Retype the records below word for word and omit any image.
### Records for the task ###
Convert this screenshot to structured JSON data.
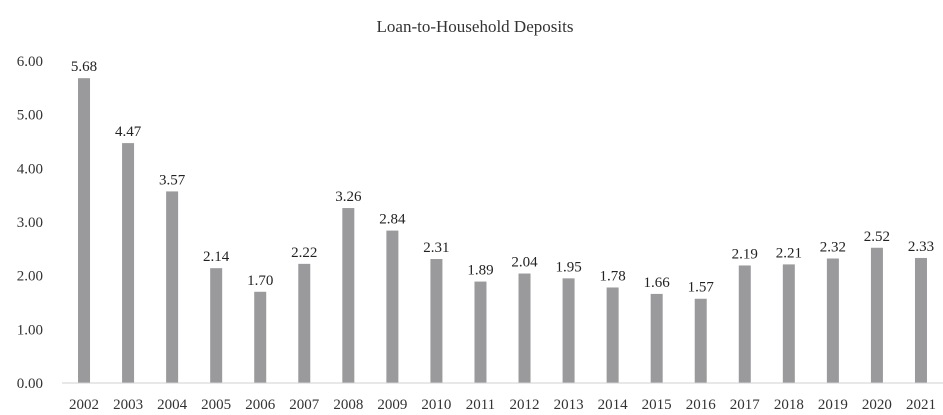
{
  "chart_data": {
    "type": "bar",
    "title": "Loan-to-Household Deposits",
    "xlabel": "",
    "ylabel": "",
    "ylim": [
      0,
      6
    ],
    "y_ticks": [
      "0.00",
      "1.00",
      "2.00",
      "3.00",
      "4.00",
      "5.00",
      "6.00"
    ],
    "grid": false,
    "legend": "none",
    "bar_color": "#9a9a9c",
    "categories": [
      "2002",
      "2003",
      "2004",
      "2005",
      "2006",
      "2007",
      "2008",
      "2009",
      "2010",
      "2011",
      "2012",
      "2013",
      "2014",
      "2015",
      "2016",
      "2017",
      "2018",
      "2019",
      "2020",
      "2021"
    ],
    "values": [
      5.68,
      4.47,
      3.57,
      2.14,
      1.7,
      2.22,
      3.26,
      2.84,
      2.31,
      1.89,
      2.04,
      1.95,
      1.78,
      1.66,
      1.57,
      2.19,
      2.21,
      2.32,
      2.52,
      2.33
    ],
    "data_labels": [
      "5.68",
      "4.47",
      "3.57",
      "2.14",
      "1.70",
      "2.22",
      "3.26",
      "2.84",
      "2.31",
      "1.89",
      "2.04",
      "1.95",
      "1.78",
      "1.66",
      "1.57",
      "2.19",
      "2.21",
      "2.32",
      "2.52",
      "2.33"
    ]
  }
}
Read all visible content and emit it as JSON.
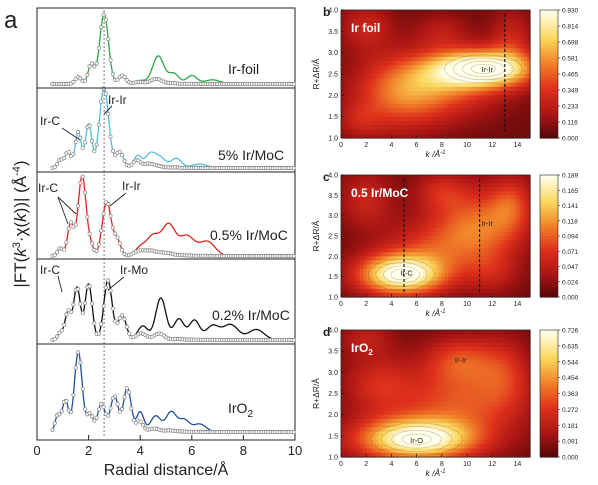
###
• **The answer**:
Convert this screenshot to structured JSON data.
{
  "chart_data": {
    "type": "bar",
    "title": "Loan-to-Household Deposits",
    "xlabel": "",
    "ylabel": "",
    "ylim": [
      0,
      6
    ],
    "y_ticks": [
      "0.00",
      "1.00",
      "2.00",
      "3.00",
      "4.00",
      "5.00",
      "6.00"
    ],
    "grid": false,
    "legend": "none",
    "bar_color": "#9a9a9c",
    "categories": [
      "2002",
      "2003",
      "2004",
      "2005",
      "2006",
      "2007",
      "2008",
      "2009",
      "2010",
      "2011",
      "2012",
      "2013",
      "2014",
      "2015",
      "2016",
      "2017",
      "2018",
      "2019",
      "2020",
      "2021"
    ],
    "values": [
      5.68,
      4.47,
      3.57,
      2.14,
      1.7,
      2.22,
      3.26,
      2.84,
      2.31,
      1.89,
      2.04,
      1.95,
      1.78,
      1.66,
      1.57,
      2.19,
      2.21,
      2.32,
      2.52,
      2.33
    ],
    "data_labels": [
      "5.68",
      "4.47",
      "3.57",
      "2.14",
      "1.70",
      "2.22",
      "3.26",
      "2.84",
      "2.31",
      "1.89",
      "2.04",
      "1.95",
      "1.78",
      "1.66",
      "1.57",
      "2.19",
      "2.21",
      "2.32",
      "2.52",
      "2.33"
    ]
  }
}
Read all visible content and emit it as JSON.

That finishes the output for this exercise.